***** Provided information

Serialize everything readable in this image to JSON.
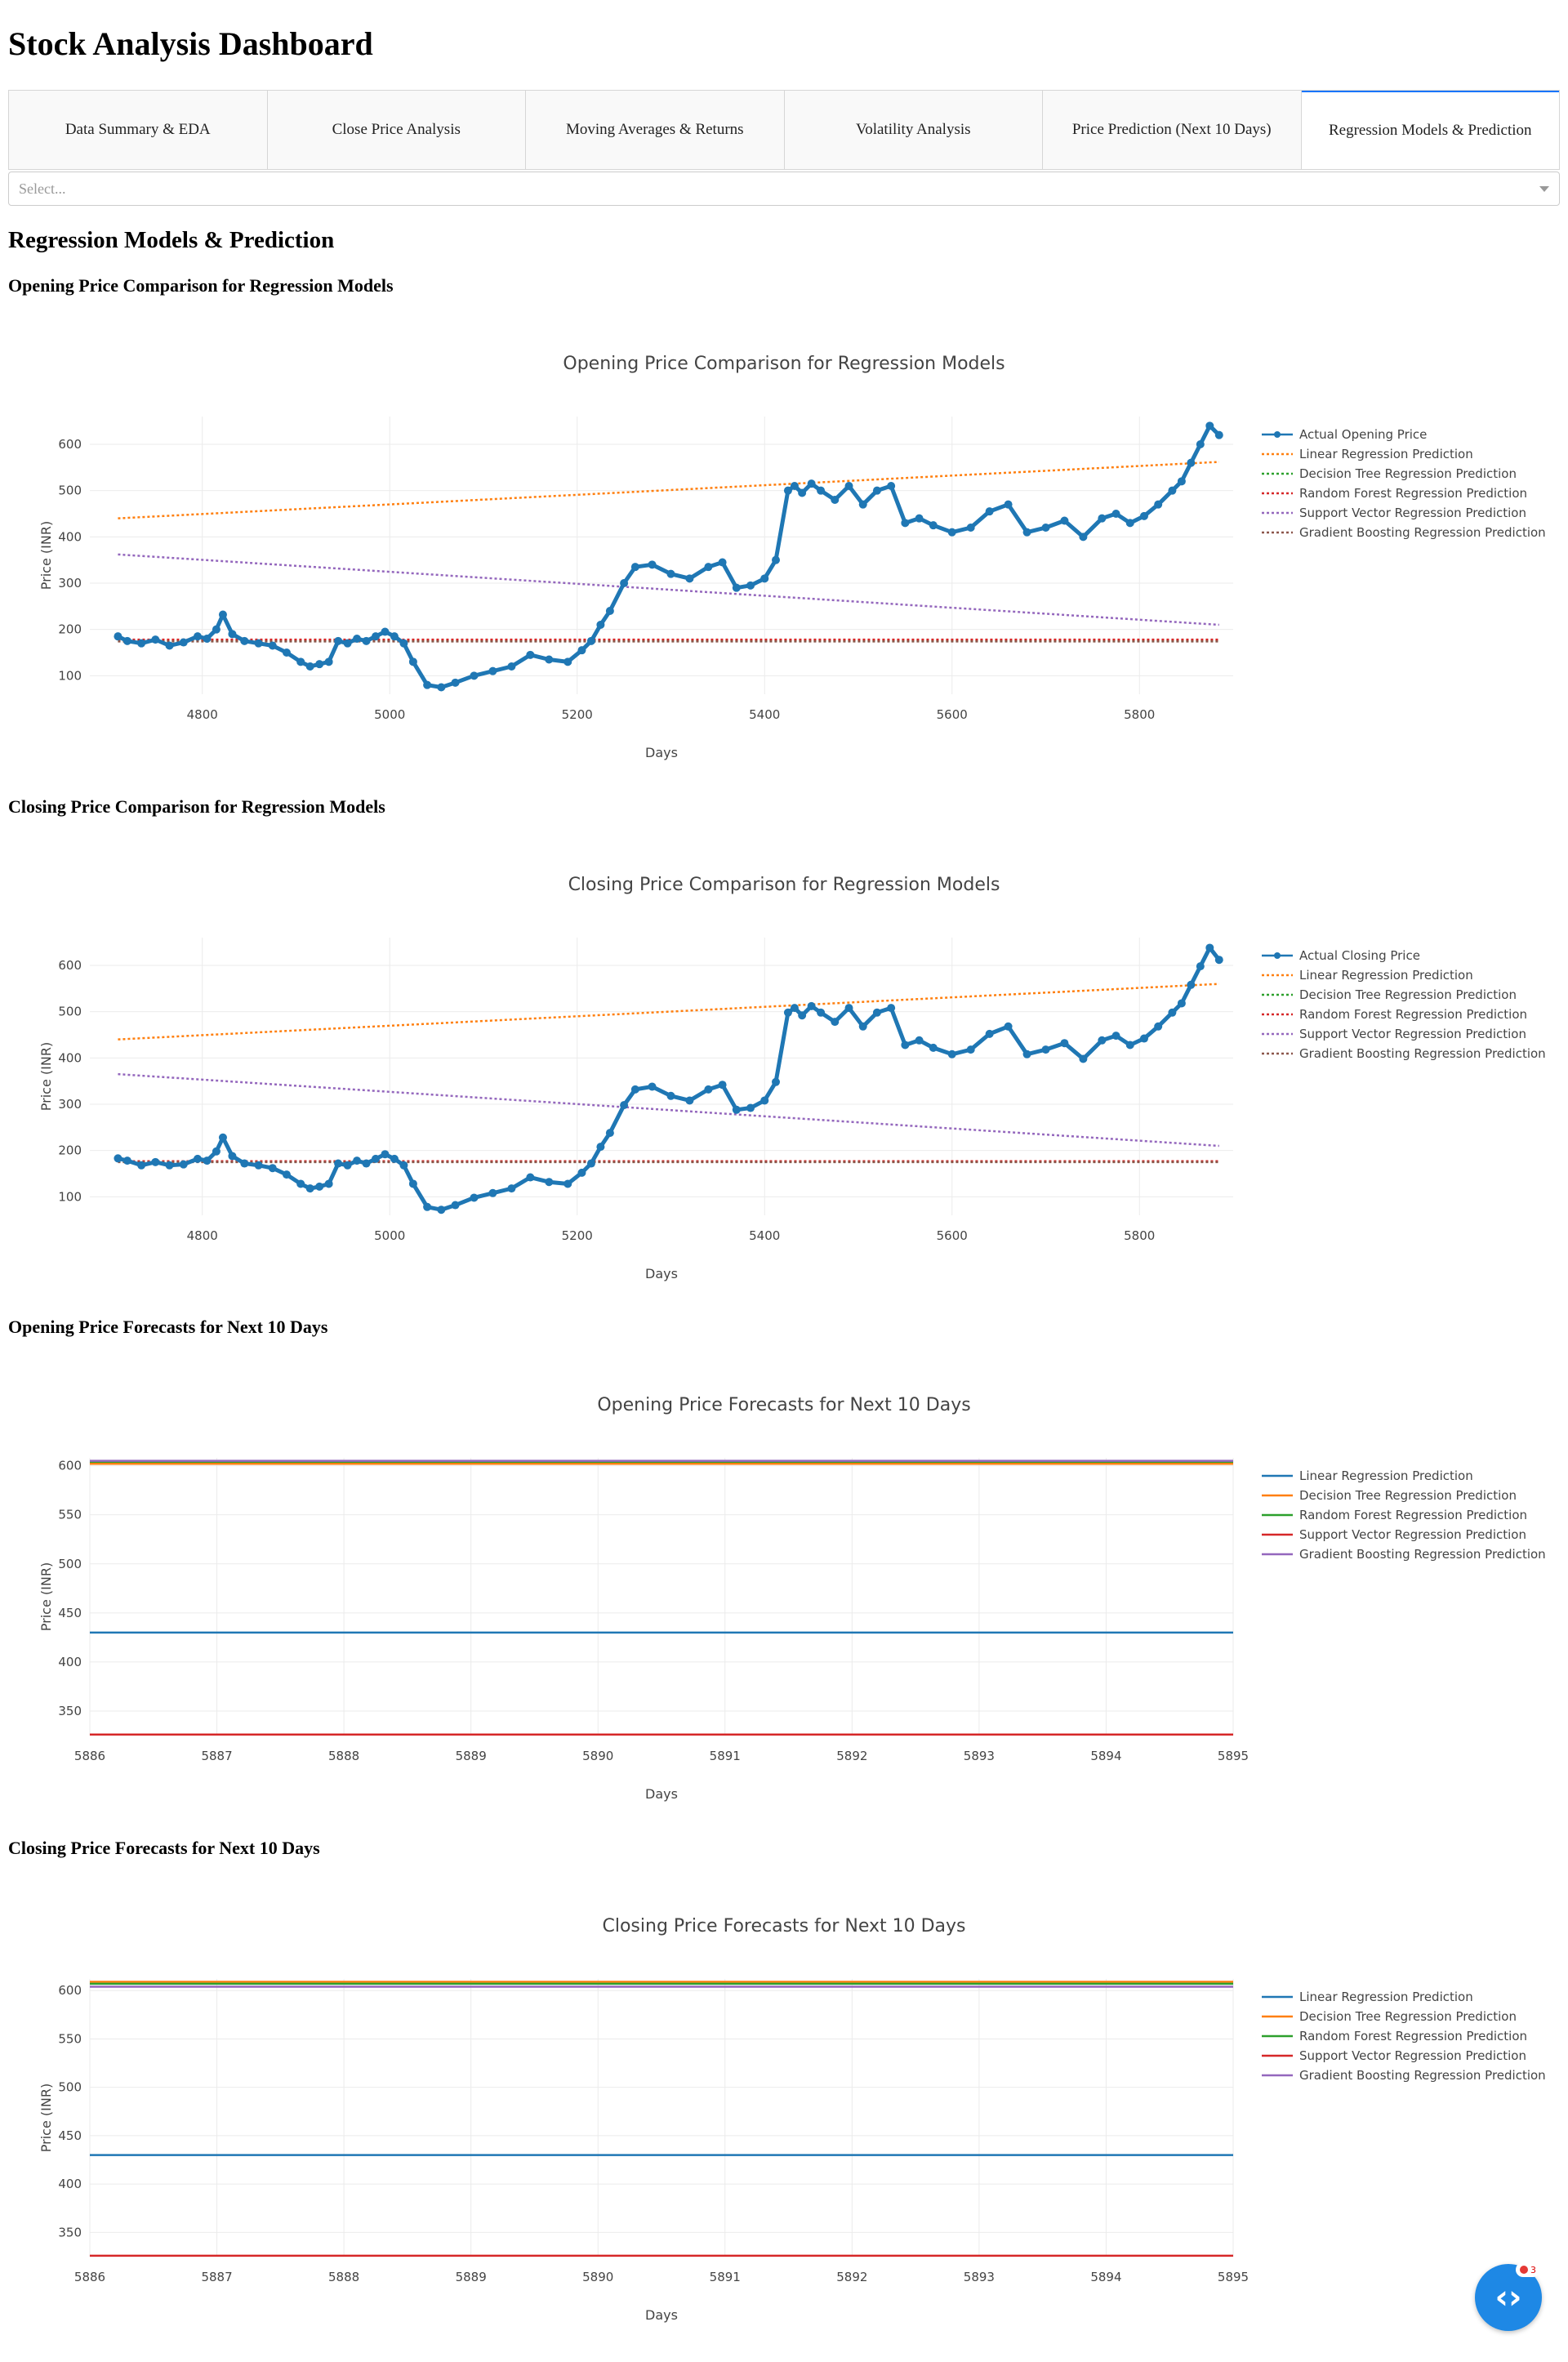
{
  "page": {
    "title": "Stock Analysis Dashboard",
    "tabs": [
      {
        "label": "Data Summary & EDA"
      },
      {
        "label": "Close Price Analysis"
      },
      {
        "label": "Moving Averages & Returns"
      },
      {
        "label": "Volatility Analysis"
      },
      {
        "label": "Price Prediction (Next 10 Days)"
      },
      {
        "label": "Regression Models & Prediction"
      }
    ],
    "selected_tab": 5,
    "dropdown": {
      "placeholder": "Select..."
    },
    "section_title": "Regression Models & Prediction",
    "chart_headings": [
      "Opening Price Comparison for Regression Models",
      "Closing Price Comparison for Regression Models",
      "Opening Price Forecasts for Next 10 Days",
      "Closing Price Forecasts for Next 10 Days"
    ],
    "fab": {
      "icon": "code-brackets-icon",
      "badge": "3"
    }
  },
  "chart_data": [
    {
      "type": "line",
      "title": "Opening Price Comparison for Regression Models",
      "xlabel": "Days",
      "ylabel": "Price (INR)",
      "xlim": [
        4680,
        5900
      ],
      "ylim": [
        60,
        660
      ],
      "xticks": [
        4800,
        5000,
        5200,
        5400,
        5600,
        5800
      ],
      "yticks": [
        100,
        200,
        300,
        400,
        500,
        600
      ],
      "grid": true,
      "legend_position": "top-right",
      "series": [
        {
          "name": "Actual Opening Price",
          "style": "markers+lines",
          "color": "#1f77b4",
          "x": [
            4710,
            4720,
            4735,
            4750,
            4765,
            4780,
            4795,
            4805,
            4815,
            4822,
            4832,
            4845,
            4860,
            4875,
            4890,
            4905,
            4915,
            4925,
            4935,
            4945,
            4955,
            4965,
            4975,
            4985,
            4995,
            5005,
            5015,
            5025,
            5040,
            5055,
            5070,
            5090,
            5110,
            5130,
            5150,
            5170,
            5190,
            5205,
            5215,
            5225,
            5235,
            5250,
            5262,
            5280,
            5300,
            5320,
            5340,
            5355,
            5370,
            5385,
            5400,
            5412,
            5425,
            5432,
            5440,
            5450,
            5460,
            5475,
            5490,
            5505,
            5520,
            5535,
            5550,
            5565,
            5580,
            5600,
            5620,
            5640,
            5660,
            5680,
            5700,
            5720,
            5740,
            5760,
            5775,
            5790,
            5805,
            5820,
            5835,
            5845,
            5855,
            5865,
            5875,
            5885
          ],
          "y": [
            185,
            175,
            170,
            178,
            165,
            172,
            185,
            180,
            200,
            232,
            190,
            175,
            170,
            165,
            150,
            130,
            120,
            125,
            130,
            175,
            170,
            180,
            175,
            185,
            195,
            185,
            170,
            130,
            80,
            75,
            85,
            100,
            110,
            120,
            145,
            135,
            130,
            155,
            175,
            210,
            240,
            300,
            335,
            340,
            320,
            310,
            335,
            345,
            290,
            295,
            310,
            350,
            500,
            510,
            495,
            515,
            500,
            480,
            510,
            470,
            500,
            510,
            430,
            440,
            425,
            410,
            420,
            455,
            470,
            410,
            420,
            435,
            400,
            440,
            450,
            430,
            445,
            470,
            500,
            520,
            560,
            600,
            640,
            620
          ]
        },
        {
          "name": "Linear Regression Prediction",
          "style": "dot",
          "color": "#ff7f0e",
          "x": [
            4710,
            5885
          ],
          "y": [
            440,
            562
          ]
        },
        {
          "name": "Decision Tree Regression Prediction",
          "style": "dot",
          "color": "#2ca02c",
          "x": [
            4710,
            5885
          ],
          "y": [
            176,
            176
          ]
        },
        {
          "name": "Random Forest Regression Prediction",
          "style": "dot",
          "color": "#d62728",
          "x": [
            4710,
            5885
          ],
          "y": [
            178,
            178
          ]
        },
        {
          "name": "Support Vector Regression Prediction",
          "style": "dot",
          "color": "#9467bd",
          "x": [
            4710,
            5885
          ],
          "y": [
            362,
            210
          ]
        },
        {
          "name": "Gradient Boosting Regression Prediction",
          "style": "dot",
          "color": "#8c564b",
          "x": [
            4710,
            5885
          ],
          "y": [
            174,
            174
          ]
        }
      ]
    },
    {
      "type": "line",
      "title": "Closing Price Comparison for Regression Models",
      "xlabel": "Days",
      "ylabel": "Price (INR)",
      "xlim": [
        4680,
        5900
      ],
      "ylim": [
        60,
        660
      ],
      "xticks": [
        4800,
        5000,
        5200,
        5400,
        5600,
        5800
      ],
      "yticks": [
        100,
        200,
        300,
        400,
        500,
        600
      ],
      "grid": true,
      "legend_position": "top-right",
      "series": [
        {
          "name": "Actual Closing Price",
          "style": "markers+lines",
          "color": "#1f77b4",
          "x": [
            4710,
            4720,
            4735,
            4750,
            4765,
            4780,
            4795,
            4805,
            4815,
            4822,
            4832,
            4845,
            4860,
            4875,
            4890,
            4905,
            4915,
            4925,
            4935,
            4945,
            4955,
            4965,
            4975,
            4985,
            4995,
            5005,
            5015,
            5025,
            5040,
            5055,
            5070,
            5090,
            5110,
            5130,
            5150,
            5170,
            5190,
            5205,
            5215,
            5225,
            5235,
            5250,
            5262,
            5280,
            5300,
            5320,
            5340,
            5355,
            5370,
            5385,
            5400,
            5412,
            5425,
            5432,
            5440,
            5450,
            5460,
            5475,
            5490,
            5505,
            5520,
            5535,
            5550,
            5565,
            5580,
            5600,
            5620,
            5640,
            5660,
            5680,
            5700,
            5720,
            5740,
            5760,
            5775,
            5790,
            5805,
            5820,
            5835,
            5845,
            5855,
            5865,
            5875,
            5885
          ],
          "y": [
            183,
            178,
            168,
            175,
            168,
            170,
            182,
            178,
            198,
            228,
            188,
            172,
            168,
            162,
            148,
            128,
            118,
            122,
            128,
            172,
            168,
            178,
            172,
            182,
            192,
            182,
            168,
            128,
            78,
            72,
            82,
            98,
            108,
            118,
            142,
            132,
            128,
            152,
            172,
            208,
            238,
            298,
            332,
            338,
            318,
            308,
            332,
            342,
            288,
            292,
            308,
            348,
            498,
            508,
            492,
            512,
            498,
            478,
            508,
            468,
            498,
            508,
            428,
            438,
            422,
            408,
            418,
            452,
            468,
            408,
            418,
            432,
            398,
            438,
            448,
            428,
            442,
            468,
            498,
            518,
            558,
            598,
            638,
            612
          ]
        },
        {
          "name": "Linear Regression Prediction",
          "style": "dot",
          "color": "#ff7f0e",
          "x": [
            4710,
            5885
          ],
          "y": [
            440,
            560
          ]
        },
        {
          "name": "Decision Tree Regression Prediction",
          "style": "dot",
          "color": "#2ca02c",
          "x": [
            4710,
            5885
          ],
          "y": [
            176,
            176
          ]
        },
        {
          "name": "Random Forest Regression Prediction",
          "style": "dot",
          "color": "#d62728",
          "x": [
            4710,
            5885
          ],
          "y": [
            177,
            177
          ]
        },
        {
          "name": "Support Vector Regression Prediction",
          "style": "dot",
          "color": "#9467bd",
          "x": [
            4710,
            5885
          ],
          "y": [
            365,
            210
          ]
        },
        {
          "name": "Gradient Boosting Regression Prediction",
          "style": "dot",
          "color": "#8c564b",
          "x": [
            4710,
            5885
          ],
          "y": [
            175,
            175
          ]
        }
      ]
    },
    {
      "type": "line",
      "title": "Opening Price Forecasts for Next 10 Days",
      "xlabel": "Days",
      "ylabel": "Price (INR)",
      "xlim": [
        5886,
        5895
      ],
      "ylim": [
        325,
        608
      ],
      "xticks": [
        5886,
        5887,
        5888,
        5889,
        5890,
        5891,
        5892,
        5893,
        5894,
        5895
      ],
      "yticks": [
        350,
        400,
        450,
        500,
        550,
        600
      ],
      "grid": true,
      "legend_position": "top-right",
      "series": [
        {
          "name": "Linear Regression Prediction",
          "style": "solid",
          "color": "#1f77b4",
          "x": [
            5886,
            5895
          ],
          "y": [
            430,
            430
          ]
        },
        {
          "name": "Decision Tree Regression Prediction",
          "style": "solid",
          "color": "#ff7f0e",
          "x": [
            5886,
            5895
          ],
          "y": [
            602,
            602
          ]
        },
        {
          "name": "Random Forest Regression Prediction",
          "style": "solid",
          "color": "#2ca02c",
          "x": [
            5886,
            5895
          ],
          "y": [
            604,
            604
          ]
        },
        {
          "name": "Support Vector Regression Prediction",
          "style": "solid",
          "color": "#d62728",
          "x": [
            5886,
            5895
          ],
          "y": [
            326,
            326
          ]
        },
        {
          "name": "Gradient Boosting Regression Prediction",
          "style": "solid",
          "color": "#9467bd",
          "x": [
            5886,
            5895
          ],
          "y": [
            605,
            605
          ]
        }
      ]
    },
    {
      "type": "line",
      "title": "Closing Price Forecasts for Next 10 Days",
      "xlabel": "Days",
      "ylabel": "Price (INR)",
      "xlim": [
        5886,
        5895
      ],
      "ylim": [
        325,
        612
      ],
      "xticks": [
        5886,
        5887,
        5888,
        5889,
        5890,
        5891,
        5892,
        5893,
        5894,
        5895
      ],
      "yticks": [
        350,
        400,
        450,
        500,
        550,
        600
      ],
      "grid": true,
      "legend_position": "top-right",
      "series": [
        {
          "name": "Linear Regression Prediction",
          "style": "solid",
          "color": "#1f77b4",
          "x": [
            5886,
            5895
          ],
          "y": [
            430,
            430
          ]
        },
        {
          "name": "Decision Tree Regression Prediction",
          "style": "solid",
          "color": "#ff7f0e",
          "x": [
            5886,
            5895
          ],
          "y": [
            609,
            609
          ]
        },
        {
          "name": "Random Forest Regression Prediction",
          "style": "solid",
          "color": "#2ca02c",
          "x": [
            5886,
            5895
          ],
          "y": [
            607,
            607
          ]
        },
        {
          "name": "Support Vector Regression Prediction",
          "style": "solid",
          "color": "#d62728",
          "x": [
            5886,
            5895
          ],
          "y": [
            326,
            326
          ]
        },
        {
          "name": "Gradient Boosting Regression Prediction",
          "style": "solid",
          "color": "#9467bd",
          "x": [
            5886,
            5895
          ],
          "y": [
            604,
            604
          ]
        }
      ]
    }
  ]
}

**********

▶ **Task directions**
State how many lines hold the word "Analysis". The number is the whole answer.

▶ **Exercise solution**
3